▶ _Work to be completed_: Go through the records underneath and count the lines that include the string "true". Give nothing but the number.
-- start Provided data --
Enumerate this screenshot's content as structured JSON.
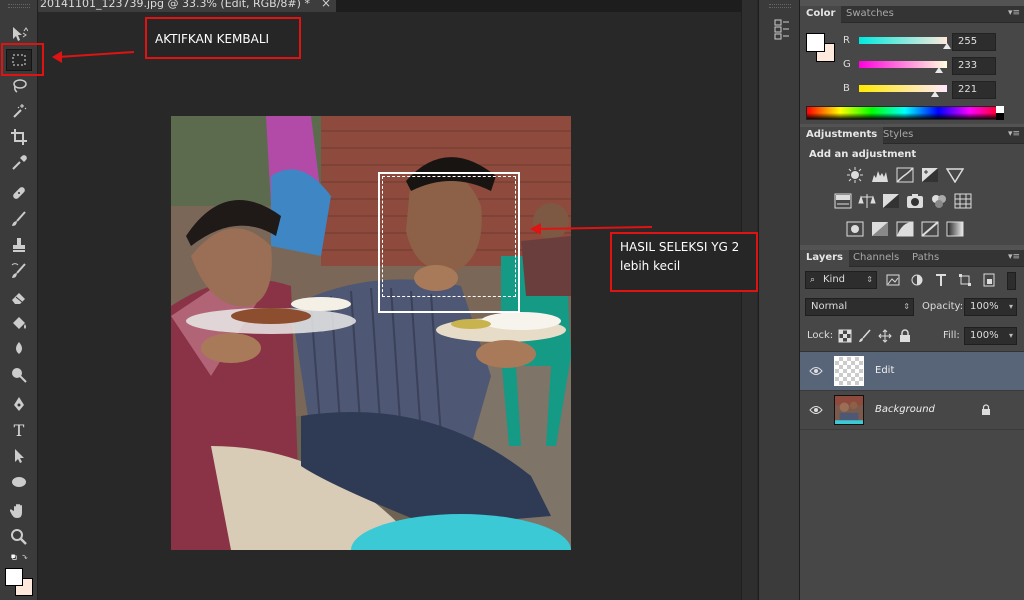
{
  "document": {
    "tab_title": "20141101_123739.jpg @ 33.3% (Edit, RGB/8#) *",
    "close_glyph": "×"
  },
  "annotations": {
    "aktifkan": "AKTIFKAN KEMBALI",
    "hasil_line1": "HASIL SELEKSI YG 2",
    "hasil_line2": "lebih kecil",
    "accent_color": "#e01313"
  },
  "tools": [
    "move-tool-icon",
    "rectangular-marquee-icon",
    "lasso-icon",
    "magic-wand-icon",
    "crop-icon",
    "eyedropper-icon",
    "healing-brush-icon",
    "brush-icon",
    "clone-stamp-icon",
    "history-brush-icon",
    "eraser-icon",
    "paint-bucket-icon",
    "blur-icon",
    "dodge-icon",
    "pen-icon",
    "type-icon",
    "path-selection-icon",
    "ellipse-icon",
    "hand-icon",
    "zoom-icon"
  ],
  "type_tool_glyph": "T",
  "color_panel": {
    "tabs": [
      "Color",
      "Swatches"
    ],
    "foreground": "#ffffff",
    "background": "#ffe9dd",
    "channels": [
      {
        "label": "R",
        "value": "255",
        "fraction": 1.0,
        "gradient": "linear-gradient(to right, #00e9dd, #ffe9dd)"
      },
      {
        "label": "G",
        "value": "233",
        "fraction": 0.914,
        "gradient": "linear-gradient(to right, #ff00dd, #ffffdd)"
      },
      {
        "label": "B",
        "value": "221",
        "fraction": 0.867,
        "gradient": "linear-gradient(to right, #ffe900, #ffe9ff)"
      }
    ]
  },
  "adjustments_panel": {
    "tabs": [
      "Adjustments",
      "Styles"
    ],
    "heading": "Add an adjustment"
  },
  "layers_panel": {
    "tabs": [
      "Layers",
      "Channels",
      "Paths"
    ],
    "filter_kind": "Kind",
    "blend_mode": "Normal",
    "opacity_label": "Opacity:",
    "opacity_value": "100%",
    "lock_label": "Lock:",
    "fill_label": "Fill:",
    "fill_value": "100%",
    "layers": [
      {
        "name": "Edit",
        "selected": true,
        "visible": true,
        "locked": false
      },
      {
        "name": "Background",
        "selected": false,
        "visible": true,
        "locked": true
      }
    ]
  }
}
-- end Provided data --
▶ _Result_: 4